• Request
Give the material again in full, matching it exactly.

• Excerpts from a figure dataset
-=-=-

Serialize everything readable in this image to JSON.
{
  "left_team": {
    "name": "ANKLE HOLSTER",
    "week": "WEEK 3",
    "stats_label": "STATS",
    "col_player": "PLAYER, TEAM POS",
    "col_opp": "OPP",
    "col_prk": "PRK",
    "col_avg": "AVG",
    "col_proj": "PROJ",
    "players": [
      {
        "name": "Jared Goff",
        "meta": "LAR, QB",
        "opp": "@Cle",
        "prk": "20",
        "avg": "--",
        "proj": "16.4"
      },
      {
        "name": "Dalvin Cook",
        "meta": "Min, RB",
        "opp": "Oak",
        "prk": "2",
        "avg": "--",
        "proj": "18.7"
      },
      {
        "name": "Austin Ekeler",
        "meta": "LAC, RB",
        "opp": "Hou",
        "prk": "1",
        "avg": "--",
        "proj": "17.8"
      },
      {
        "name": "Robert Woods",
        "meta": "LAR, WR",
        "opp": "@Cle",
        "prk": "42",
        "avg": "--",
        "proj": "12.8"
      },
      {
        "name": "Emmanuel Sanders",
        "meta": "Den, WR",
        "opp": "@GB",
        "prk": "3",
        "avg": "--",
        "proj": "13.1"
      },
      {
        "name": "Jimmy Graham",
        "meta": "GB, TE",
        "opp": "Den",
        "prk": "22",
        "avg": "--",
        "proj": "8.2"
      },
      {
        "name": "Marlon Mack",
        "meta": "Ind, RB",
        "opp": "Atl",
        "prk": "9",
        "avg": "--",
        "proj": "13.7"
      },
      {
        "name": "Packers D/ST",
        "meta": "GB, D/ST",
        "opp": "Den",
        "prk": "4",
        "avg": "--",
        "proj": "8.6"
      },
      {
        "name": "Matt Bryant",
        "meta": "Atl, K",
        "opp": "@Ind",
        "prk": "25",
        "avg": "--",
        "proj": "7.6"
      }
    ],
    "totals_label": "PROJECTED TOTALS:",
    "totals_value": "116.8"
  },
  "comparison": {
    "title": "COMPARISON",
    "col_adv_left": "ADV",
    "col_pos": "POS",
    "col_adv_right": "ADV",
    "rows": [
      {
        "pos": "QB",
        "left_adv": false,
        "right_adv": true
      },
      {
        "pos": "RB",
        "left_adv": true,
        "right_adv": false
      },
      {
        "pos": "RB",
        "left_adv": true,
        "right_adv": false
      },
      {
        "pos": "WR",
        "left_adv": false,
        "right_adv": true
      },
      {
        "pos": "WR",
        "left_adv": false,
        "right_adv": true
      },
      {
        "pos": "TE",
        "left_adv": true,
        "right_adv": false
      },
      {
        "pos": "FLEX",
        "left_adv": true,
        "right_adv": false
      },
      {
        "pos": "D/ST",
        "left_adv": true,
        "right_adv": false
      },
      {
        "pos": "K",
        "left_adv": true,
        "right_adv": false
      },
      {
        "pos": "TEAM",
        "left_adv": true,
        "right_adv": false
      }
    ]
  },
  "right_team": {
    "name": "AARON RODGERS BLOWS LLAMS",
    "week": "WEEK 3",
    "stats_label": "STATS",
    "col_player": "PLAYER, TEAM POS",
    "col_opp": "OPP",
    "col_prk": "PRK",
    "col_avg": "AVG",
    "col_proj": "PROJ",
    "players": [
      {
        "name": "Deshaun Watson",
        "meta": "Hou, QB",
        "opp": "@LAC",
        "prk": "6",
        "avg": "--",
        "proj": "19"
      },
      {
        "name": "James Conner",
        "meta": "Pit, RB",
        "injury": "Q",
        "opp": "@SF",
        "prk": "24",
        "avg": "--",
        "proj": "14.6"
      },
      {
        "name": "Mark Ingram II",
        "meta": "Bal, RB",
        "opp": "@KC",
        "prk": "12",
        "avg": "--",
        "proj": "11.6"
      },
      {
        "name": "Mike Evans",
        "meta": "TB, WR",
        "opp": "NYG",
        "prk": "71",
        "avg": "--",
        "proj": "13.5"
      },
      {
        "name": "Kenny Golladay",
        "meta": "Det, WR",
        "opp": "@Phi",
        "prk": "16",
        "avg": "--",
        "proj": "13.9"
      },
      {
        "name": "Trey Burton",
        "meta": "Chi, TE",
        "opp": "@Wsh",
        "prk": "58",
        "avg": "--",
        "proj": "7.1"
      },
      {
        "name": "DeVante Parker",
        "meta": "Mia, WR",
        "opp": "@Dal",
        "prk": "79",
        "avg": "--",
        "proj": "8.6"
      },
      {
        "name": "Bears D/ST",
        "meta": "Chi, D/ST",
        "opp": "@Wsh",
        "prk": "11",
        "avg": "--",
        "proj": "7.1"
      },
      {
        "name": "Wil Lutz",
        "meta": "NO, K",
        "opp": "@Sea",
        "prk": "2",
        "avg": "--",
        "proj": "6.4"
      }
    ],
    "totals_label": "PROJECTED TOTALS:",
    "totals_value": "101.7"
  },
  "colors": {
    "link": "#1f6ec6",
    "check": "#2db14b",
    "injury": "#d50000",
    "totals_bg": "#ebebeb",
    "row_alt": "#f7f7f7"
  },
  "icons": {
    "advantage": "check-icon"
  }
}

-=-=-

• Output for this exercise
Serialize everything readable in this image to JSON.
{
  "left_team": {
    "name": "ANKLE HOLSTER",
    "week": "WEEK 3",
    "stats_label": "STATS",
    "col_player": "PLAYER, TEAM POS",
    "col_opp": "OPP",
    "col_prk": "PRK",
    "col_avg": "AVG",
    "col_proj": "PROJ",
    "players": [
      {
        "name": "Jared Goff",
        "meta": "LAR, QB",
        "opp": "@Cle",
        "prk": "20",
        "avg": "--",
        "proj": "16.4"
      },
      {
        "name": "Dalvin Cook",
        "meta": "Min, RB",
        "opp": "Oak",
        "prk": "2",
        "avg": "--",
        "proj": "18.7"
      },
      {
        "name": "Austin Ekeler",
        "meta": "LAC, RB",
        "opp": "Hou",
        "prk": "1",
        "avg": "--",
        "proj": "17.8"
      },
      {
        "name": "Robert Woods",
        "meta": "LAR, WR",
        "opp": "@Cle",
        "prk": "42",
        "avg": "--",
        "proj": "12.8"
      },
      {
        "name": "Emmanuel Sanders",
        "meta": "Den, WR",
        "opp": "@GB",
        "prk": "3",
        "avg": "--",
        "proj": "13.1"
      },
      {
        "name": "Jimmy Graham",
        "meta": "GB, TE",
        "opp": "Den",
        "prk": "22",
        "avg": "--",
        "proj": "8.2"
      },
      {
        "name": "Marlon Mack",
        "meta": "Ind, RB",
        "opp": "Atl",
        "prk": "9",
        "avg": "--",
        "proj": "13.7"
      },
      {
        "name": "Packers D/ST",
        "meta": "GB, D/ST",
        "opp": "Den",
        "prk": "4",
        "avg": "--",
        "proj": "8.6"
      },
      {
        "name": "Matt Bryant",
        "meta": "Atl, K",
        "opp": "@Ind",
        "prk": "25",
        "avg": "--",
        "proj": "7.6"
      }
    ],
    "totals_label": "PROJECTED TOTALS:",
    "totals_value": "116.8"
  },
  "comparison": {
    "title": "COMPARISON",
    "col_adv_left": "ADV",
    "col_pos": "POS",
    "col_adv_right": "ADV",
    "rows": [
      {
        "pos": "QB",
        "left_adv": false,
        "right_adv": true
      },
      {
        "pos": "RB",
        "left_adv": true,
        "right_adv": false
      },
      {
        "pos": "RB",
        "left_adv": true,
        "right_adv": false
      },
      {
        "pos": "WR",
        "left_adv": false,
        "right_adv": true
      },
      {
        "pos": "WR",
        "left_adv": false,
        "right_adv": true
      },
      {
        "pos": "TE",
        "left_adv": true,
        "right_adv": false
      },
      {
        "pos": "FLEX",
        "left_adv": true,
        "right_adv": false
      },
      {
        "pos": "D/ST",
        "left_adv": true,
        "right_adv": false
      },
      {
        "pos": "K",
        "left_adv": true,
        "right_adv": false
      },
      {
        "pos": "TEAM",
        "left_adv": true,
        "right_adv": false
      }
    ]
  },
  "right_team": {
    "name": "AARON RODGERS BLOWS LLAMS",
    "week": "WEEK 3",
    "stats_label": "STATS",
    "col_player": "PLAYER, TEAM POS",
    "col_opp": "OPP",
    "col_prk": "PRK",
    "col_avg": "AVG",
    "col_proj": "PROJ",
    "players": [
      {
        "name": "Deshaun Watson",
        "meta": "Hou, QB",
        "opp": "@LAC",
        "prk": "6",
        "avg": "--",
        "proj": "19"
      },
      {
        "name": "James Conner",
        "meta": "Pit, RB",
        "injury": "Q",
        "opp": "@SF",
        "prk": "24",
        "avg": "--",
        "proj": "14.6"
      },
      {
        "name": "Mark Ingram II",
        "meta": "Bal, RB",
        "opp": "@KC",
        "prk": "12",
        "avg": "--",
        "proj": "11.6"
      },
      {
        "name": "Mike Evans",
        "meta": "TB, WR",
        "opp": "NYG",
        "prk": "71",
        "avg": "--",
        "proj": "13.5"
      },
      {
        "name": "Kenny Golladay",
        "meta": "Det, WR",
        "opp": "@Phi",
        "prk": "16",
        "avg": "--",
        "proj": "13.9"
      },
      {
        "name": "Trey Burton",
        "meta": "Chi, TE",
        "opp": "@Wsh",
        "prk": "58",
        "avg": "--",
        "proj": "7.1"
      },
      {
        "name": "DeVante Parker",
        "meta": "Mia, WR",
        "opp": "@Dal",
        "prk": "79",
        "avg": "--",
        "proj": "8.6"
      },
      {
        "name": "Bears D/ST",
        "meta": "Chi, D/ST",
        "opp": "@Wsh",
        "prk": "11",
        "avg": "--",
        "proj": "7.1"
      },
      {
        "name": "Wil Lutz",
        "meta": "NO, K",
        "opp": "@Sea",
        "prk": "2",
        "avg": "--",
        "proj": "6.4"
      }
    ],
    "totals_label": "PROJECTED TOTALS:",
    "totals_value": "101.7"
  },
  "colors": {
    "link": "#1f6ec6",
    "check": "#2db14b",
    "injury": "#d50000",
    "totals_bg": "#ebebeb",
    "row_alt": "#f7f7f7"
  },
  "icons": {
    "advantage": "check-icon"
  }
}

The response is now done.